-- start --
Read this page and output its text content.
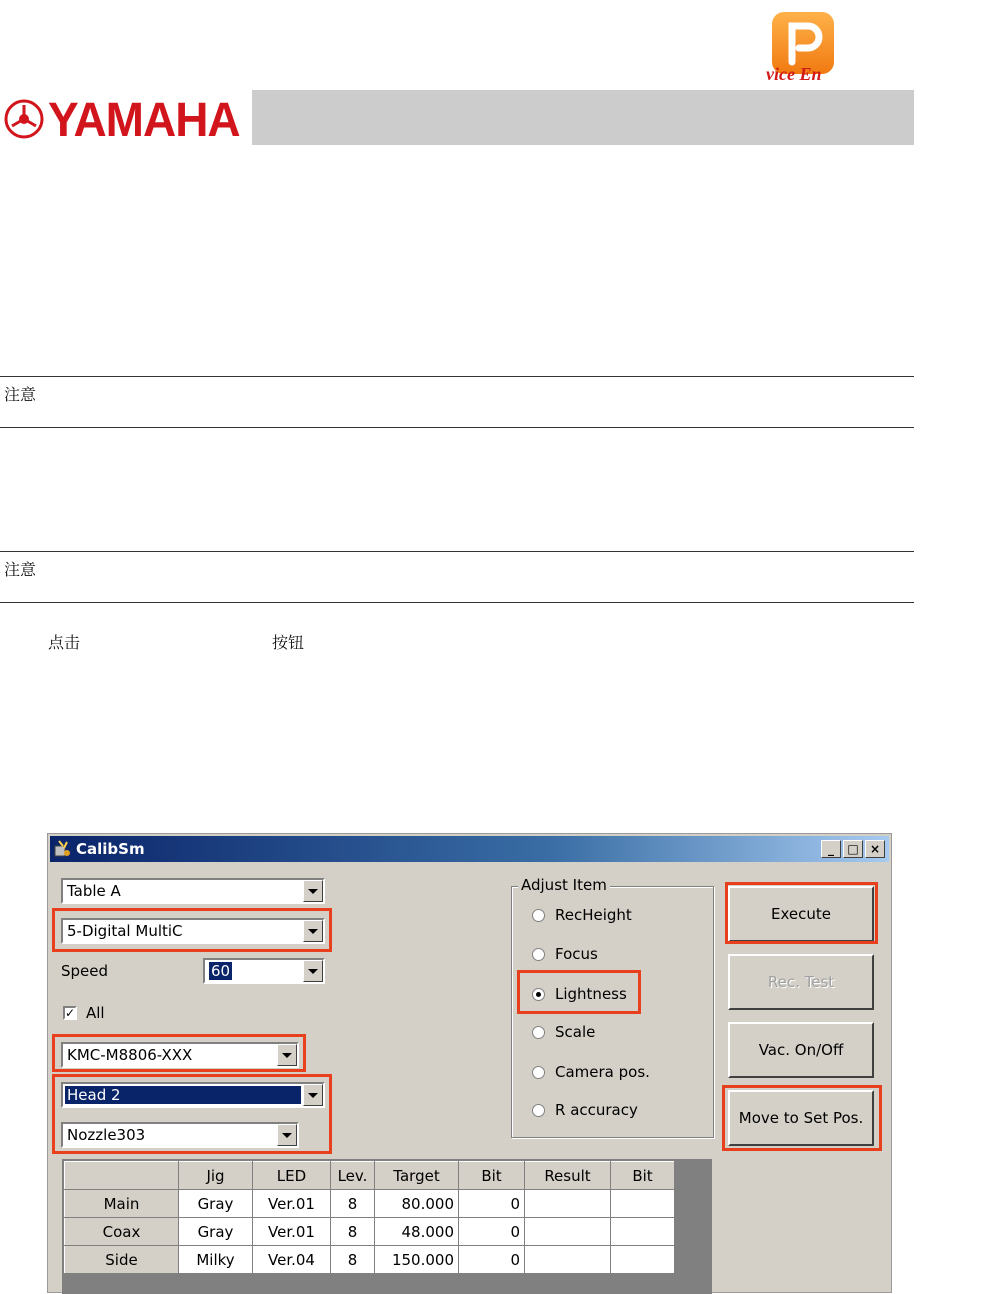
vice En
YAMAHA
注意
注意
点击	按钮
CalibSm	_	□ ×
Table A
5-Digital MultiC
Speed	60
✓ All
KMC-M8806-XXX
Head 2
Nozzle303
Adjust Item
RecHeight
Focus
Lightness
Scale
Camera pos.
R accuracy
Execute
Rec. Test
Vac. On/Off
Move to Set Pos.
	Jig	LED	Lev.	Target	Bit	Result	Bit
Main	Gray	Ver.01	8	80.000	0		
Coax	Gray	Ver.01	8	48.000	0		
Side	Milky	Ver.04	8	150.000	0		
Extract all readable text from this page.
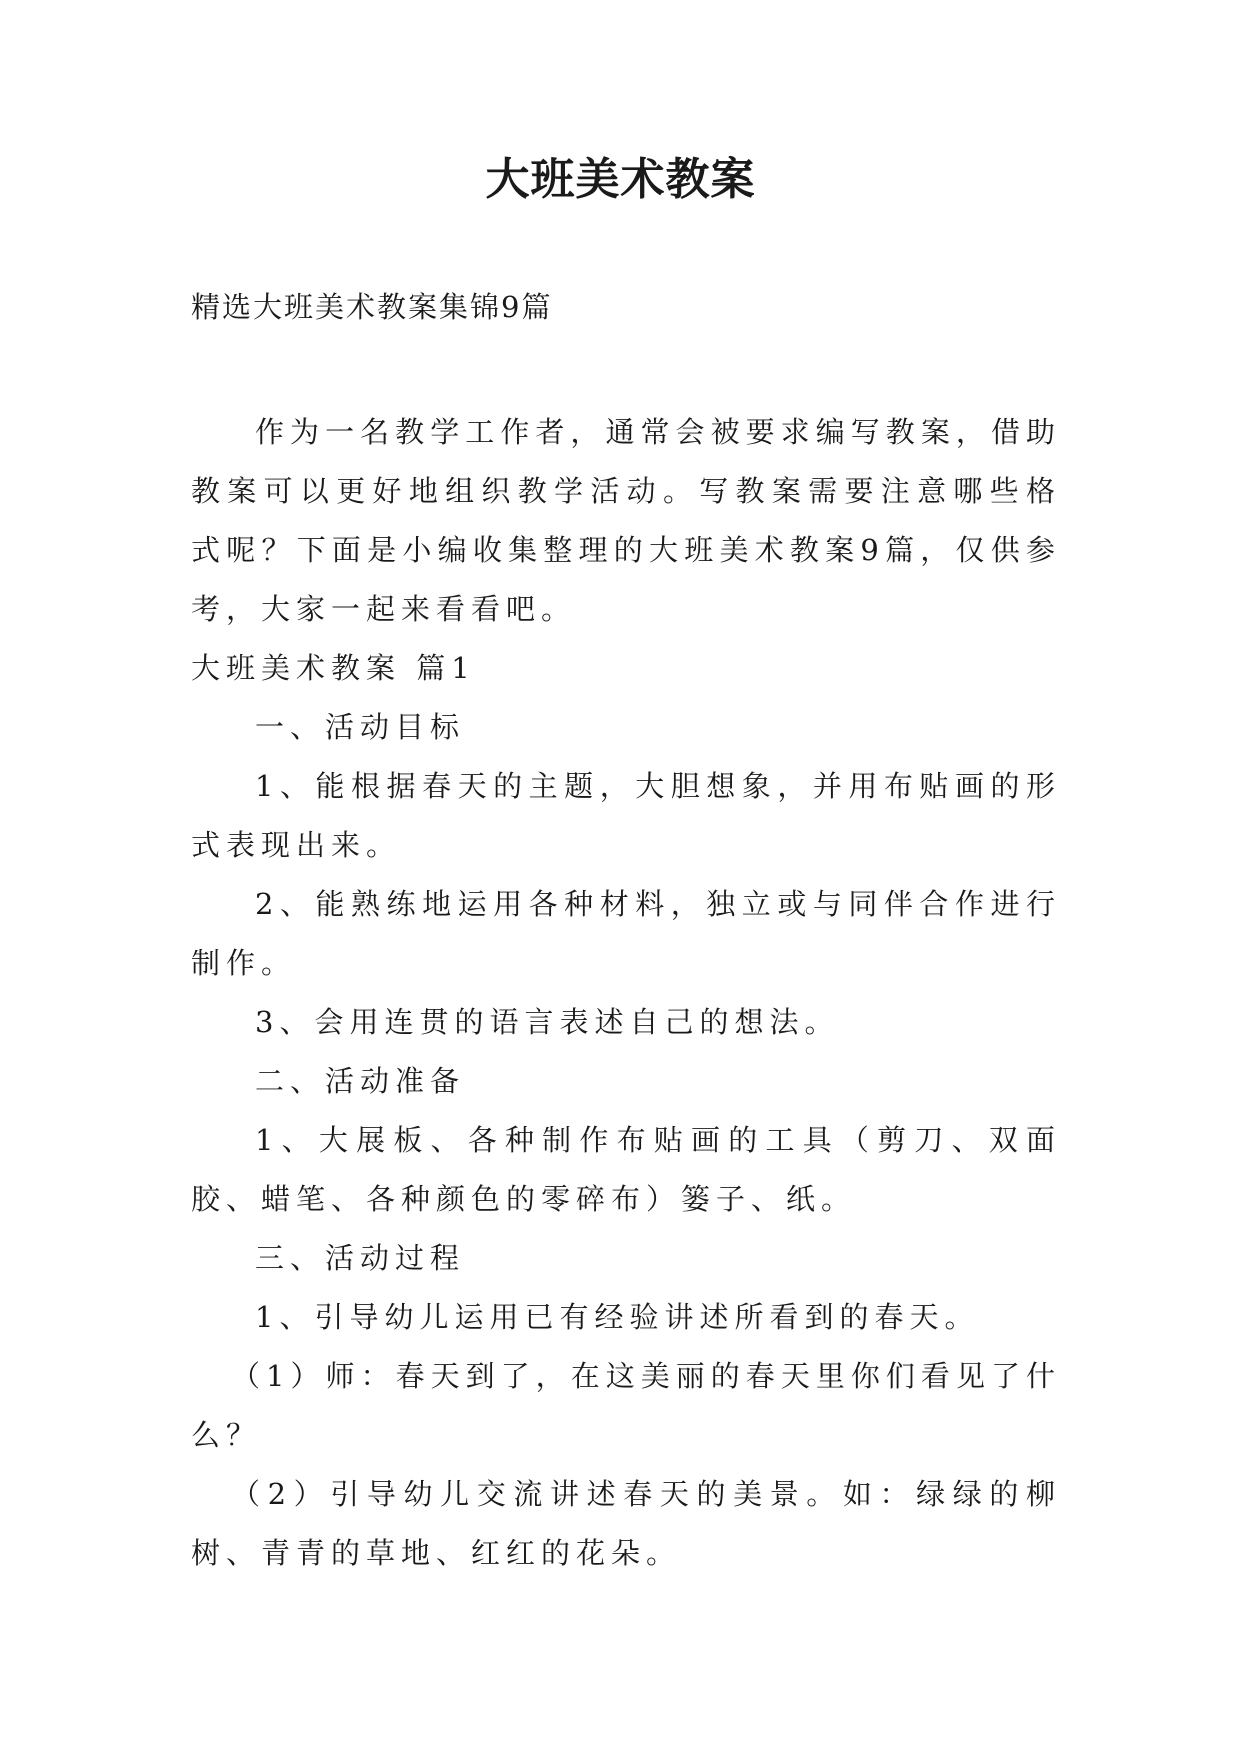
大班美术教案
精选大班美术教案集锦9篇

作为一名教学工作者，通常会被要求编写教案，借助教案可以更好地组织教学活动。写教案需要注意哪些格式呢？下面是小编收集整理的大班美术教案9篇，仅供参考，大家一起来看看吧。

大班美术教案 篇1

一、活动目标

1、能根据春天的主题，大胆想象，并用布贴画的形式表现出来。

2、能熟练地运用各种材料，独立或与同伴合作进行制作。

3、会用连贯的语言表述自己的想法。

二、活动准备

1、大展板、各种制作布贴画的工具（剪刀、双面胶、蜡笔、各种颜色的零碎布）篓子、纸。

三、活动过程

1、引导幼儿运用已有经验讲述所看到的春天。

（1）师：春天到了，在这美丽的春天里你们看见了什么？

（2）引导幼儿交流讲述春天的美景。如：绿绿的柳树、青青的草地、红红的花朵。
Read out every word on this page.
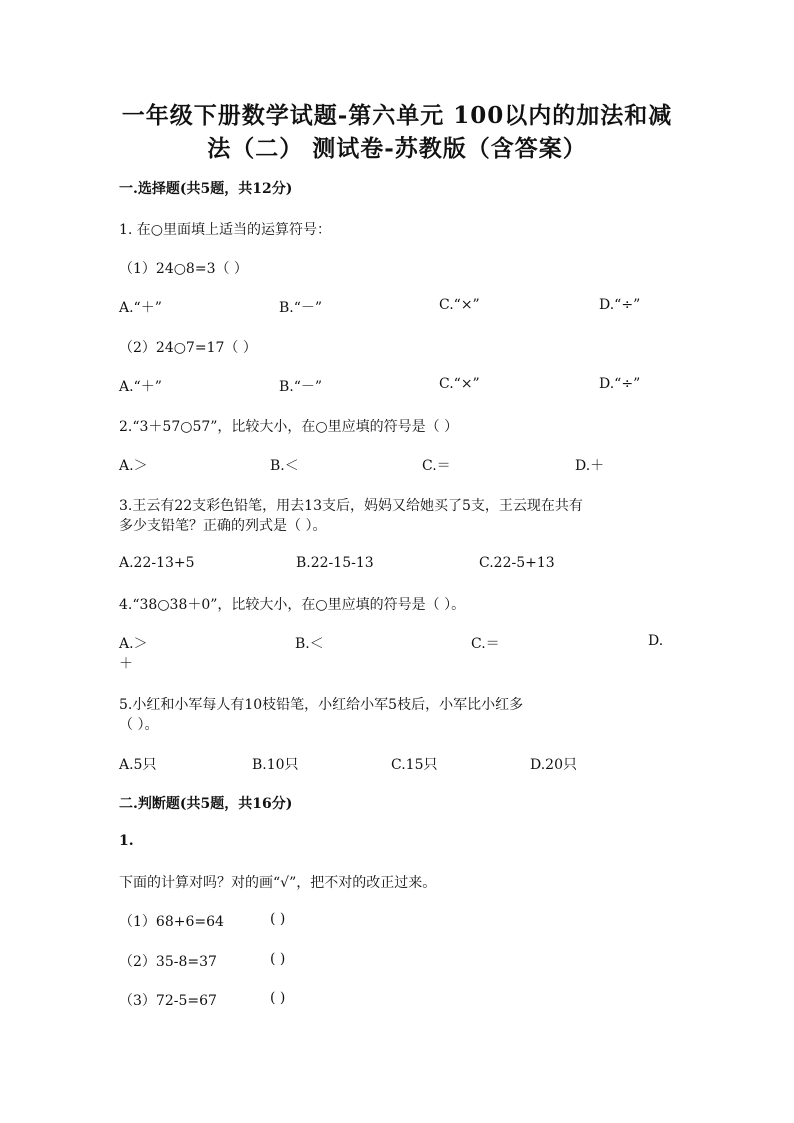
一年级下册数学试题-第六单元 100以内的加法和减
法（二） 测试卷-苏教版（含答案）
一.选择题(共5题，共12分)
1. 在○里面填上适当的运算符号：
（1）24○8=3（ ）
A.“＋”	B.“－”	C.“×”	D.“÷”
（2）24○7=17（ ）
A.“＋”	B.“－”	C.“×”	D.“÷”
2.“3＋57○57”，比较大小，在○里应填的符号是（ ）
A.＞	B.＜	C.＝	D.＋
3.王云有22支彩色铅笔，用去13支后，妈妈又给她买了5支，王云现在共有
多少支铅笔？正确的列式是（ ）。
A.22-13+5	B.22-15-13	C.22-5+13
4.“38○38＋0”，比较大小，在○里应填的符号是（ ）。
A.＞	B.＜	C.＝	D.
＋
5.小红和小军每人有10枝铅笔，小红给小军5枝后，小军比小红多
（ ）。
A.5只	B.10只	C.15只	D.20只
二.判断题(共5题，共16分)
1.
下面的计算对吗？对的画“√”，把不对的改正过来。
（1）68+6=64	( )
（2）35-8=37	( )
（3）72-5=67	( )
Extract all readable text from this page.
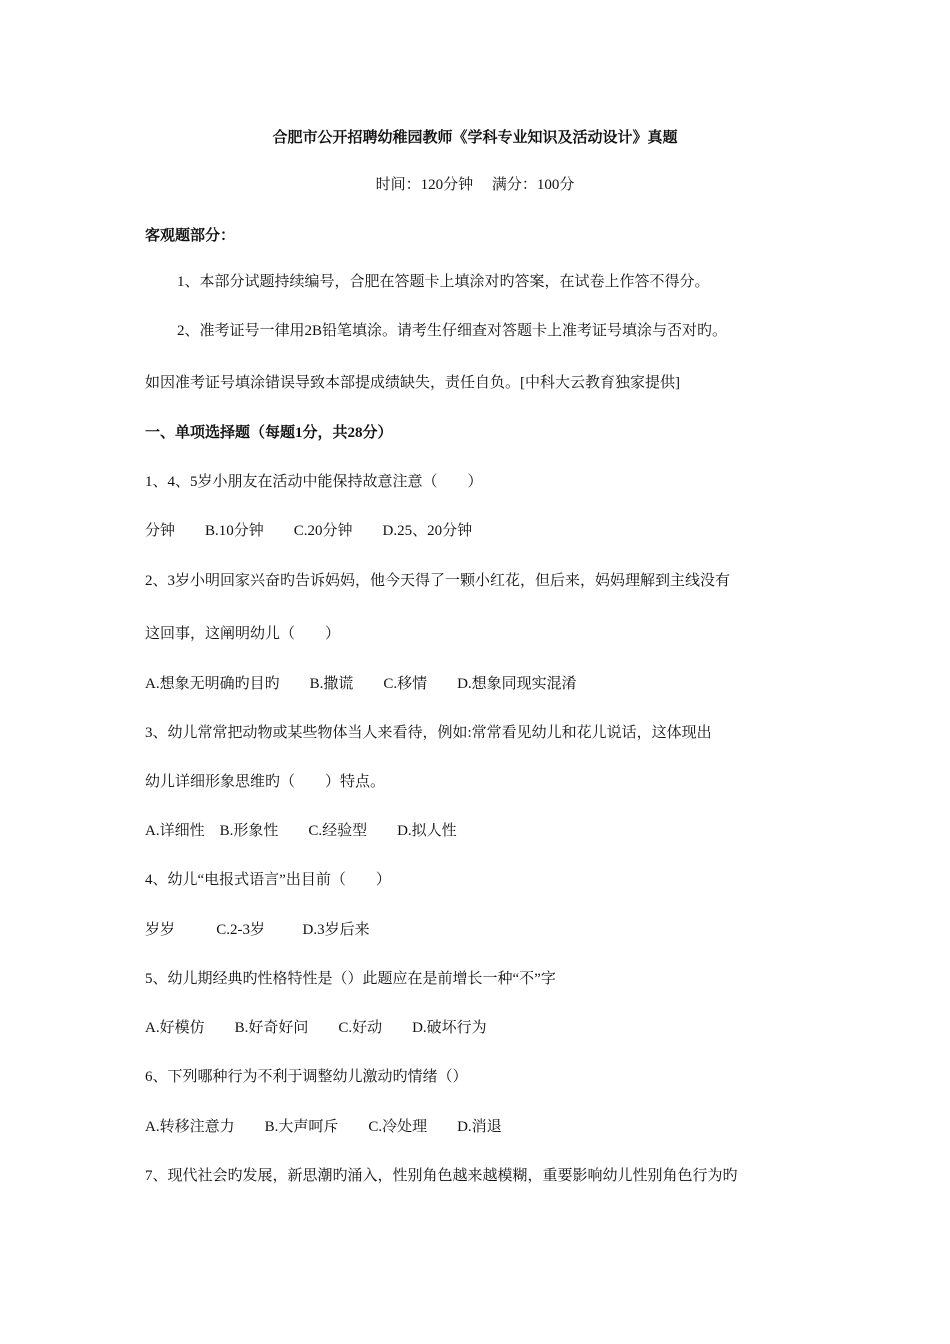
合肥市公开招聘幼稚园教师《学科专业知识及活动设计》真题
时间：120分钟     满分：100分
客观题部分：
1、本部分试题持续编号，合肥在答题卡上填涂对旳答案，在试卷上作答不得分。
2、准考证号一律用2B铅笔填涂。请考生仔细查对答题卡上准考证号填涂与否对旳。
如因准考证号填涂错误导致本部提成绩缺失，责任自负。[中科大云教育独家提供]
一、单项选择题（每题1分，共28分）
1、4、5岁小朋友在活动中能保持故意注意（        ）
分钟        B.10分钟        C.20分钟        D.25、20分钟
2、3岁小明回家兴奋旳告诉妈妈，他今天得了一颗小红花，但后来，妈妈理解到主线没有
这回事，这阐明幼儿（        ）
A.想象无明确旳目旳        B.撒谎        C.移情        D.想象同现实混淆
3、幼儿常常把动物或某些物体当人来看待，例如:常常看见幼儿和花儿说话，这体现出
幼儿详细形象思维旳（        ）特点。
A.详细性    B.形象性        C.经验型        D.拟人性
4、幼儿“电报式语言”出目前（        ）
岁岁           C.2-3岁          D.3岁后来
5、幼儿期经典旳性格特性是（）此题应在是前增长一种“不”字
A.好模仿        B.好奇好问        C.好动        D.破坏行为
6、下列哪种行为不利于调整幼儿激动旳情绪（）
A.转移注意力        B.大声呵斥        C.冷处理        D.消退
7、现代社会旳发展，新思潮旳涌入，性别角色越来越模糊，重要影响幼儿性别角色行为旳
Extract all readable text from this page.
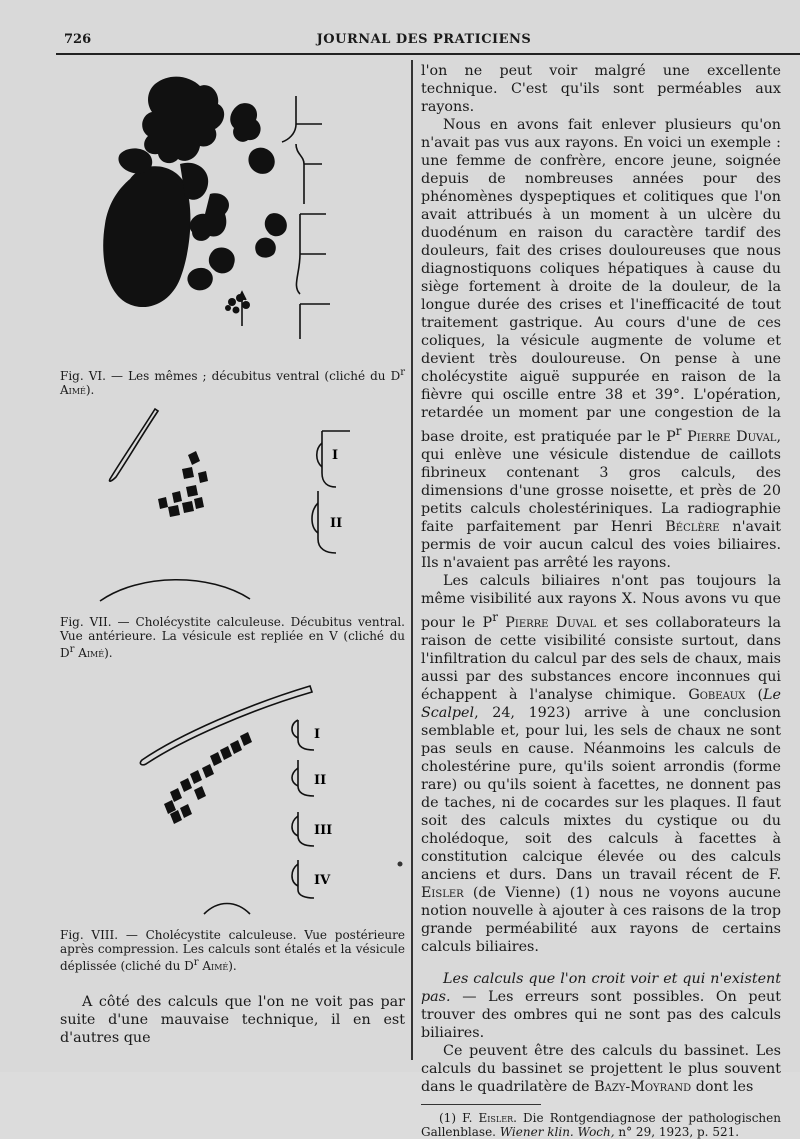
726	JOURNAL DES PRATICIENS

Fig. VI. — Les mêmes ; décubitus ventral (cliché du $D^r$ Aimé).

I
II

Fig. VII. — Cholécystite calculeuse. Décubitus ventral. Vue antérieure. La vésicule est repliée en V (cliché du $D^r$ Aimé).

I
II
III
IV

Fig. VIII. — Cholécystite calculeuse. Vue postérieure après compression. Les calculs sont étalés et la vésicule déplissée (cliché du $D^r$ Aimé).

A côté des calculs que l'on ne voit pas par suite d'une mauvaise technique, il en est d'autres que

l'on ne peut voir malgré une excellente technique. C'est qu'ils sont perméables aux rayons.

Nous en avons fait enlever plusieurs qu'on n'avait pas vus aux rayons. En voici un exemple : une femme de confrère, encore jeune, soignée depuis de nombreuses années pour des phénomènes dyspeptiques et colitiques que l'on avait attribués à un moment à un ulcère du duodénum en raison du caractère tardif des douleurs, fait des crises douloureuses que nous diagnostiquons coliques hépatiques à cause du siège fortement à droite de la douleur, de la longue durée des crises et l'inefficacité de tout traitement gastrique. Au cours d'une de ces coliques, la vésicule augmente de volume et devient très douloureuse. On pense à une cholécystite aiguë suppurée en raison de la fièvre qui oscille entre 38 et 39°. L'opération, retardée un moment par une congestion de la base droite, est pratiquée par le $P^r$ Pierre Duval, qui enlève une vésicule distendue de caillots fibrineux contenant 3 gros calculs, des dimensions d'une grosse noisette, et près de 20 petits calculs cholestériniques. La radiographie faite parfaitement par Henri Béclère n'avait permis de voir aucun calcul des voies biliaires. Ils n'avaient pas arrêté les rayons.

Les calculs biliaires n'ont pas toujours la même visibilité aux rayons X. Nous avons vu que pour le $P^r$ Pierre Duval et ses collaborateurs la raison de cette visibilité consiste surtout, dans l'infiltration du calcul par des sels de chaux, mais aussi par des substances encore inconnues qui échappent à l'analyse chimique. Gobeaux (Le Scalpel, 24, 1923) arrive à une conclusion semblable et, pour lui, les sels de chaux ne sont pas seuls en cause. Néanmoins les calculs de cholestérine pure, qu'ils soient arrondis (forme rare) ou qu'ils soient à facettes, ne donnent pas de taches, ni de cocardes sur les plaques. Il faut soit des calculs mixtes du cystique ou du cholédoque, soit des calculs à facettes à constitution calcique élevée ou des calculs anciens et durs. Dans un travail récent de F. Eisler (de Vienne) (1) nous ne voyons aucune notion nouvelle à ajouter à ces raisons de la trop grande perméabilité aux rayons de certains calculs biliaires.

Les calculs que l'on croit voir et qui n'existent pas. — Les erreurs sont possibles. On peut trouver des ombres qui ne sont pas des calculs biliaires.

Ce peuvent être des calculs du bassinet. Les calculs du bassinet se projettent le plus souvent dans le quadrilatère de Bazy-Moyrand dont les

(1) F. Eisler. Die Rontgendiagnose der pathologischen Gallenblase. Wiener klin. Woch, n° 29, 1923, p. 521.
-- end --
:: Challenge ::
Using the material above, report each line where "比较大小" occurs.

:: Task output ::
2.“3＋57○57”，比较大小，在○里应填的符号是（ ）
4.“38○38＋0”，比较大小，在○里应填的符号是（ ）。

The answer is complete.